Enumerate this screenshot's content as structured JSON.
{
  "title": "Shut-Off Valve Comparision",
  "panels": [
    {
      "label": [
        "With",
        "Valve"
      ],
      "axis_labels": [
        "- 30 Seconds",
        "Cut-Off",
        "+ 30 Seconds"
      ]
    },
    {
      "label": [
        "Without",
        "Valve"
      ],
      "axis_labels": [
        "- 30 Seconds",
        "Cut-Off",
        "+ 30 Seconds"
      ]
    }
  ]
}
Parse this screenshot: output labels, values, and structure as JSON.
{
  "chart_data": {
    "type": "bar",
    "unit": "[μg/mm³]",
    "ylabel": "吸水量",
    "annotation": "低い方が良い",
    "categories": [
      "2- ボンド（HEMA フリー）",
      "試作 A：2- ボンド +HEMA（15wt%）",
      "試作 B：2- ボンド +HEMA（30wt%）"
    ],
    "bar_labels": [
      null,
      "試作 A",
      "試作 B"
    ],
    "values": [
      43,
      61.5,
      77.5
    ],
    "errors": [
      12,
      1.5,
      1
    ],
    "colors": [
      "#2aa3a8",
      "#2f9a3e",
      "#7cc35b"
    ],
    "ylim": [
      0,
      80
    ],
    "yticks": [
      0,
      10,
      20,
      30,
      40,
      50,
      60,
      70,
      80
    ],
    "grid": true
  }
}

========

Identify all lines where the word "values" shows up. Copy them.

> Answer to the exercise:
Parse this screenshot: output labels, values, and structure as JSON.
    "values": [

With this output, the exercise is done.